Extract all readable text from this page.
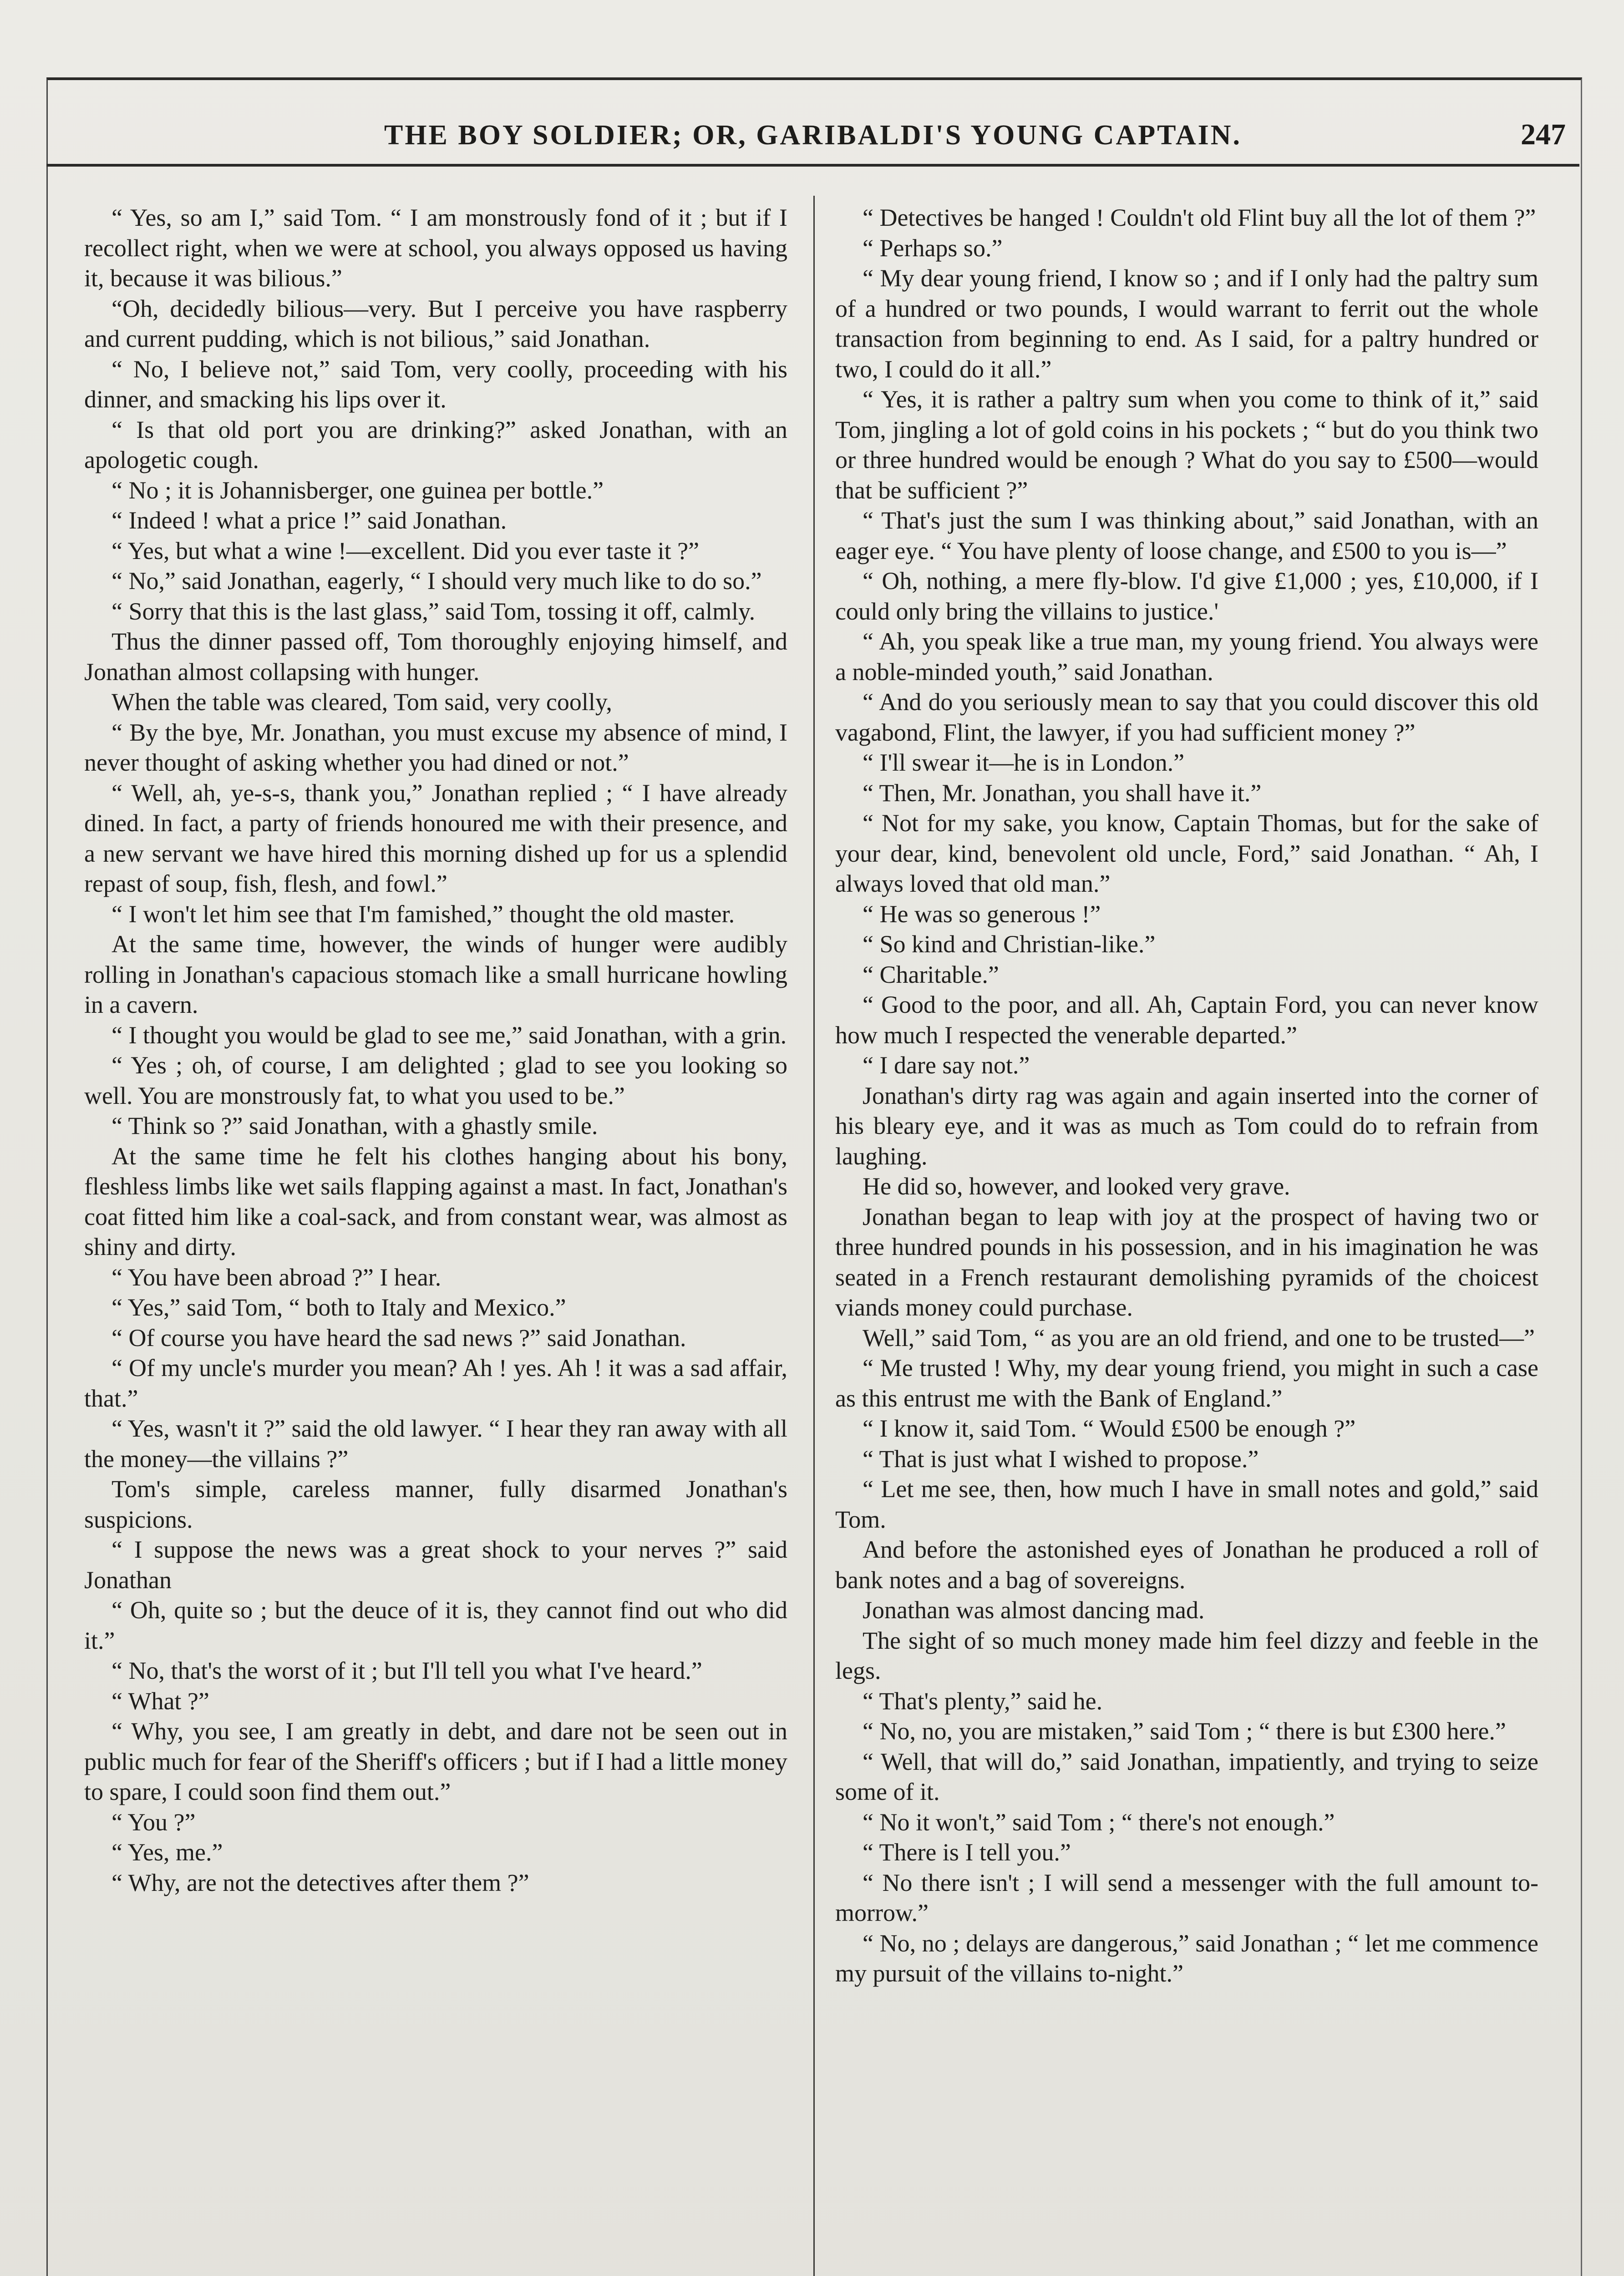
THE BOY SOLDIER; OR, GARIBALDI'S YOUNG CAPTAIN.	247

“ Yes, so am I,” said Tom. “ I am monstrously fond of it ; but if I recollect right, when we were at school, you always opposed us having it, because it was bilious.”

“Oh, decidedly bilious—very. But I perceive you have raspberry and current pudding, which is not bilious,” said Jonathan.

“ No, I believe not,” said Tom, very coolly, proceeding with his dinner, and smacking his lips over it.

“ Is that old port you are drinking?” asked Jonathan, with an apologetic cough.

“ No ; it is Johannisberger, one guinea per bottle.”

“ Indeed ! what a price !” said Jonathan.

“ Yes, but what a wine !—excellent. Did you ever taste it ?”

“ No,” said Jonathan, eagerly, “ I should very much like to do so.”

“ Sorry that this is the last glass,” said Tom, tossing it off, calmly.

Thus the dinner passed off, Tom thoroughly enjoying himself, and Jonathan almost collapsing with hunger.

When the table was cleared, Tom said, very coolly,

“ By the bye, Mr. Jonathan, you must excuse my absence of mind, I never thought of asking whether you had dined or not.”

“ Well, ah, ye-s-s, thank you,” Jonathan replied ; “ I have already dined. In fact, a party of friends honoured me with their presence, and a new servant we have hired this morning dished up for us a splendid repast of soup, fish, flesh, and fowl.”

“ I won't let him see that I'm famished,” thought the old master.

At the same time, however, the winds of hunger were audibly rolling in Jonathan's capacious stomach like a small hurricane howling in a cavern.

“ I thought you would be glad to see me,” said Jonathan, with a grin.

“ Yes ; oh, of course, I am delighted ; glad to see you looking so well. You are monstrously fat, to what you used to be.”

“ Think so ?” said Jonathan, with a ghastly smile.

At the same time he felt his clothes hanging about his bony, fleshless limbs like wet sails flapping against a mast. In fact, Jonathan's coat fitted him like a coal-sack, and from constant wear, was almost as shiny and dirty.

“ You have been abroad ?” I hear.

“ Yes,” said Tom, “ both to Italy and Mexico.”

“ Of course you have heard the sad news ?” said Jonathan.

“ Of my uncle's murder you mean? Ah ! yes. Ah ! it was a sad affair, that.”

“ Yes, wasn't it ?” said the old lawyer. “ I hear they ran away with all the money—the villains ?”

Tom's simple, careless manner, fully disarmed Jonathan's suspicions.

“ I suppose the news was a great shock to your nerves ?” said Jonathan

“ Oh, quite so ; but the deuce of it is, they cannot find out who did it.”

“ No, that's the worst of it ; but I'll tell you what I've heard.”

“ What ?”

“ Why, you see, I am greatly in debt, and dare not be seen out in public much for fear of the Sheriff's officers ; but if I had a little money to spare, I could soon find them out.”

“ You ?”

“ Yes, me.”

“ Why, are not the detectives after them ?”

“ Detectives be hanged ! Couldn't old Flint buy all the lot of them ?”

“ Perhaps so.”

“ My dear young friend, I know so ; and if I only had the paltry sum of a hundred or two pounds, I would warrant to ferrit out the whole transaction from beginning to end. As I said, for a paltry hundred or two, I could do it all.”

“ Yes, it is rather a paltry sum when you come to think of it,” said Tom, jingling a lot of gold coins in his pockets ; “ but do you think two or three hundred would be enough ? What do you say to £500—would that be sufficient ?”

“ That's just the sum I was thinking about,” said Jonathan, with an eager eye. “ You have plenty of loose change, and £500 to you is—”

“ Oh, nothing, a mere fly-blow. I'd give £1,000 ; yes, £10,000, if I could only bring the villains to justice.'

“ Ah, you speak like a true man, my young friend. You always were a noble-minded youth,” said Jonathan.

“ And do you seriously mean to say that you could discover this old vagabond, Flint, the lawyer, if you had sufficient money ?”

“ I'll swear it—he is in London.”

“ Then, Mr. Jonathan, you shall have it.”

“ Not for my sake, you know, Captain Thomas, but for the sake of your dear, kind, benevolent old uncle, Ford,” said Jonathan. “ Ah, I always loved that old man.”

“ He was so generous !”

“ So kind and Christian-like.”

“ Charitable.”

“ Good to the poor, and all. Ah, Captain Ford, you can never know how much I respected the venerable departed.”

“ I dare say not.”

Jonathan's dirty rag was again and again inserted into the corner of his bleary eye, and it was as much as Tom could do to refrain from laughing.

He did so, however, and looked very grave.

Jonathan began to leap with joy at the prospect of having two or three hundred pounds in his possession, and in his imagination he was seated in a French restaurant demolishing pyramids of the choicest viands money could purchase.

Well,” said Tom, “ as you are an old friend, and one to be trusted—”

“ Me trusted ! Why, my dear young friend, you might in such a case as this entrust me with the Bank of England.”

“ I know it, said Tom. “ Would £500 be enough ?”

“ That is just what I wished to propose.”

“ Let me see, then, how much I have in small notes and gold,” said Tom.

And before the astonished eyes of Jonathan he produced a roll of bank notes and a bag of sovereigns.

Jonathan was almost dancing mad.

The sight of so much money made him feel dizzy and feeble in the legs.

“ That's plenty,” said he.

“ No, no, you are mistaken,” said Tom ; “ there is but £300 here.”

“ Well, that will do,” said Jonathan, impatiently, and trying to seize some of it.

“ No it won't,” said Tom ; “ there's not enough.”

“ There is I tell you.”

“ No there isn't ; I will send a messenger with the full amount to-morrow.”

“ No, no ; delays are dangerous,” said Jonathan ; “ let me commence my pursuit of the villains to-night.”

_ _ _ _

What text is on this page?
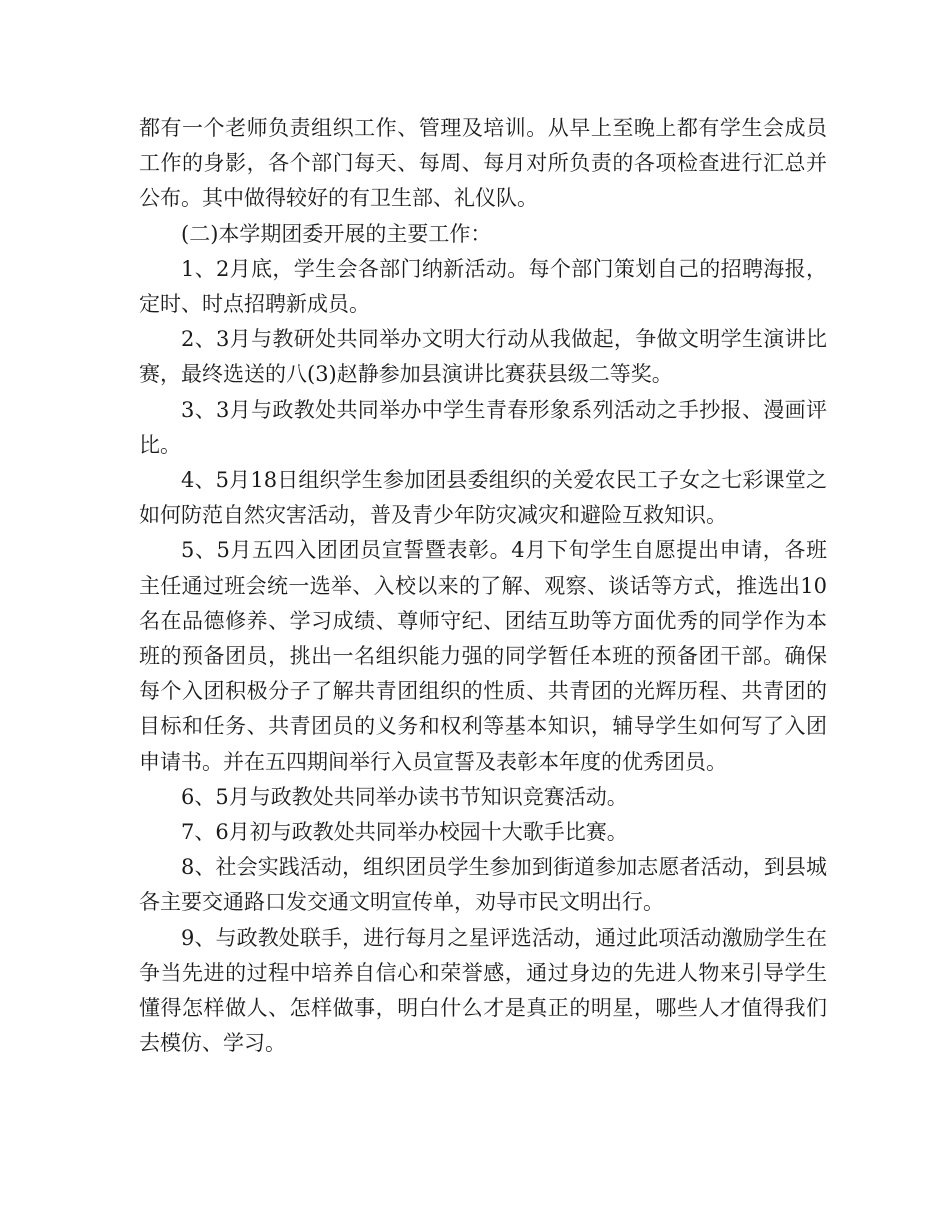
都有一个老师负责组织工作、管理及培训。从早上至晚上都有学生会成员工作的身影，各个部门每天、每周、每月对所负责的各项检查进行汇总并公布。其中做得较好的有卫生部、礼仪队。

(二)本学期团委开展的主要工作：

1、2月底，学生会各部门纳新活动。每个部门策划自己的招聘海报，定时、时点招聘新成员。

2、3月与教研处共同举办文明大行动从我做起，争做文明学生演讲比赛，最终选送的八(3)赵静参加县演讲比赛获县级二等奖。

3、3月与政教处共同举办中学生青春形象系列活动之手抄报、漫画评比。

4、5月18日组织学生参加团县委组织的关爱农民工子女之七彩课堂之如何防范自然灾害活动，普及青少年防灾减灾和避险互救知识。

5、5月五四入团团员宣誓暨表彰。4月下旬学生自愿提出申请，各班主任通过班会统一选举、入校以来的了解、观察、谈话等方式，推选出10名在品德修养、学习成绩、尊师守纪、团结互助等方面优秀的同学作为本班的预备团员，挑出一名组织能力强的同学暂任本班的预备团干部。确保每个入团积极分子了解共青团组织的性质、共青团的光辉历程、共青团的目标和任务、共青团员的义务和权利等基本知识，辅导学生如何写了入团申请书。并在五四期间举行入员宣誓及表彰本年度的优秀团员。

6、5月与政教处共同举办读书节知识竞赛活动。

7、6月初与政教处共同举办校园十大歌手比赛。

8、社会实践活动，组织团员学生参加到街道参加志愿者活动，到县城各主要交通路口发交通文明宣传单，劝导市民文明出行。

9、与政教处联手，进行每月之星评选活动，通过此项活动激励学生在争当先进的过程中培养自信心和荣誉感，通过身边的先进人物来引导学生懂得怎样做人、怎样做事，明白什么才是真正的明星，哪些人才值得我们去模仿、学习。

_ _ _ _

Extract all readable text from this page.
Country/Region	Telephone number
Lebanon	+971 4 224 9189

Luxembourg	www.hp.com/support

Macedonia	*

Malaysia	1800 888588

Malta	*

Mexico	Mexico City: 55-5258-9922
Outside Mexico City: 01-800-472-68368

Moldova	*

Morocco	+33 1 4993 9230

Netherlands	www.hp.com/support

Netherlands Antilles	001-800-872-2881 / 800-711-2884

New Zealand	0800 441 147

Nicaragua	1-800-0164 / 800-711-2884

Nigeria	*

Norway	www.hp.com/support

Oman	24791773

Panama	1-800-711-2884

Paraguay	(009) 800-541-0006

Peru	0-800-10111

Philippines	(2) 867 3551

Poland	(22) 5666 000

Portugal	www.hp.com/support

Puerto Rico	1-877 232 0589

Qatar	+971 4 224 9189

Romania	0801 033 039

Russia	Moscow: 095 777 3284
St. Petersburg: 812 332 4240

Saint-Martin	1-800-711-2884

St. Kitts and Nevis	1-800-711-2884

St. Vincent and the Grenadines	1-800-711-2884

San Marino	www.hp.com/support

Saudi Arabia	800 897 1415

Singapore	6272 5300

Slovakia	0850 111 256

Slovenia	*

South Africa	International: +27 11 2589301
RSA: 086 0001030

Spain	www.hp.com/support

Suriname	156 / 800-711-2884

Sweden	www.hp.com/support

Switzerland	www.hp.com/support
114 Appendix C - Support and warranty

_ _ _ _

What you will do:
Go through the material above and copy each line that has the word "have".

Solution to this problem:
“Oh, decidedly bilious—very. But I perceive you have raspberry and current pudding, which is not bilious,” said Jonathan.
“ Well, ah, ye-s-s, thank you,” Jonathan replied ; “ I have already dined. In fact, a party of friends honoured me with their presence, and a new servant we have hired this morning dished up for us a splendid repast of soup, fish, flesh, and fowl.”
“ You have been abroad ?” I hear.
“ Of course you have heard the sad news ?” said Jonathan.
“ That's just the sum I was thinking about,” said Jonathan, with an eager eye. “ You have plenty of loose change, and £500 to you is—”
“ Then, Mr. Jonathan, you shall have it.”
“ Let me see, then, how much I have in small notes and gold,” said Tom.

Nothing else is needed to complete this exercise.